**WHAT TO DO:**
A. List every company the forum thread on diversity in tech hiring names, in the order they appear.
B. Repeat word for word everything from "They started trying" down to "business opportunity." in the forum thread on diversity in tech hiring.

**EXTRACT TO READ:**

+ + +

They started trying to solve the "pipeline problem" and it turned out that
wasn't really the problem.

------
YayamiOmate
I am very interested what the other half of black engineers do and why. Do
they stay unemployed, or choose a different career?

I have a hard time imagining that so much educated engineers who can be
effetively underpaid are not being capitalized on. That sounds like a wasted
business opportunity.

Businesses outsource work to india or east europe, why not exploit locally?
I've read they also import workers on hb1 because they can pay less for same
talent, so this doesn't add up for me. I can't belive racism vs black people
specifically wins vs money on such large scale, since it doesn't vs other
races.

Interesting.

------
president
Who is funding these diversity studies? That should give a clue to what the
true reason is. I am doubtful companies really care about correcting
discrimination in hiring.

------
itsdrewmiller
This seems like it's using Palintir and Oracle to tar all of Silicon Valley.
Aren't Google, Apple, MS, Facebook, etc. leaders on diversity transparency
across the entire business community, tech and non-tech?

+ + +

**DATA SECTION:**
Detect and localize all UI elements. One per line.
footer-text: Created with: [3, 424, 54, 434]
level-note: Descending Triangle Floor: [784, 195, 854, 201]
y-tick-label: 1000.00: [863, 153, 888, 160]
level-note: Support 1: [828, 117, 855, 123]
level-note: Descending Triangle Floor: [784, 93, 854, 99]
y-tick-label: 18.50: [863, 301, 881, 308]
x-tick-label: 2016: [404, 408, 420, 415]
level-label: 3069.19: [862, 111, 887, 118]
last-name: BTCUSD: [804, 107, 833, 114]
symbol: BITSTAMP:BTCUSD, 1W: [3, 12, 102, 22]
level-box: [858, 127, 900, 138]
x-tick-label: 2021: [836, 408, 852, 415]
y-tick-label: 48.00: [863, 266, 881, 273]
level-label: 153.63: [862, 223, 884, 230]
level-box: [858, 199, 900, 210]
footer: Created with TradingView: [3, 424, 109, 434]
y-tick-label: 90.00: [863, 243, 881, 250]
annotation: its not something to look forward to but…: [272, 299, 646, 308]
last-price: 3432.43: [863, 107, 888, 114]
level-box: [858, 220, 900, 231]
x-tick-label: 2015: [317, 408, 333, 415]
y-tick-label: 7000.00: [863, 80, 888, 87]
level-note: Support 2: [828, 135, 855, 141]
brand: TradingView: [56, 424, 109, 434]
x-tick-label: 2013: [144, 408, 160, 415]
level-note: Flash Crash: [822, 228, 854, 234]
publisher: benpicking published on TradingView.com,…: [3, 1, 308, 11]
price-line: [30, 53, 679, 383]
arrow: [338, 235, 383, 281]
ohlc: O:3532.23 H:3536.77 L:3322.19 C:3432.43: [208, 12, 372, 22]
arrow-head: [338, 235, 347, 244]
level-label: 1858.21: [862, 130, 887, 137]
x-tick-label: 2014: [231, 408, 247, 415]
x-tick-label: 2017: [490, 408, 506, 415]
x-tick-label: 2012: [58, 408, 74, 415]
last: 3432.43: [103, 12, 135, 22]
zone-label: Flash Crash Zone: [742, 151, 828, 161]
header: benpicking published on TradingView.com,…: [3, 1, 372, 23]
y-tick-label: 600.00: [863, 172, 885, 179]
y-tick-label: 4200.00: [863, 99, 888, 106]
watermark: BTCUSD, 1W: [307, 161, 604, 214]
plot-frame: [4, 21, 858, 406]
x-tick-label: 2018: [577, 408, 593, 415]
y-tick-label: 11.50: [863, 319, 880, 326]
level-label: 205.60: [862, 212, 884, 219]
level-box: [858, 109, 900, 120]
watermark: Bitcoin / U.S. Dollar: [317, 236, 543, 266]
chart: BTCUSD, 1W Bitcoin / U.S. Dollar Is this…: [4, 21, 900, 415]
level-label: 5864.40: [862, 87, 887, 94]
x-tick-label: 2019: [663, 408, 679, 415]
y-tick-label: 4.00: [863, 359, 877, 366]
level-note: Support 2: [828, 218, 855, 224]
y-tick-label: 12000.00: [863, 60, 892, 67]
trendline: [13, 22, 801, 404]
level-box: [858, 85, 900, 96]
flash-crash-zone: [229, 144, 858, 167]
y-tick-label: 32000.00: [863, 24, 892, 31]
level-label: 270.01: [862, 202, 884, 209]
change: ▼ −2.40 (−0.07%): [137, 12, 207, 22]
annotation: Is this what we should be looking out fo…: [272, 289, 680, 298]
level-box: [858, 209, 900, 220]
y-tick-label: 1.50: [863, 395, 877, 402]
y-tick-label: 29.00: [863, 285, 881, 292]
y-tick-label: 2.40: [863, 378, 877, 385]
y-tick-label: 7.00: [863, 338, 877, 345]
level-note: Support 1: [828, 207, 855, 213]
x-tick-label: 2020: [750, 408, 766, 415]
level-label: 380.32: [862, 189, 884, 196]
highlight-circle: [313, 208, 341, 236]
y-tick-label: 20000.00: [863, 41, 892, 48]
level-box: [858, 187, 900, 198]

+ + +

**RESPONSES:**
A.
Palintir
Oracle
Google
Apple
MS
Facebook

B.
They started trying to solve the "pipeline problem" and it turned out that
wasn't really the problem.

------
YayamiOmate
I am very interested what the other half of black engineers do and why. Do
they stay unemployed, or choose a different career?

I have a hard time imagining that so much educated engineers who can be
effetively underpaid are not being capitalized on. That sounds like a wasted
business opportunity.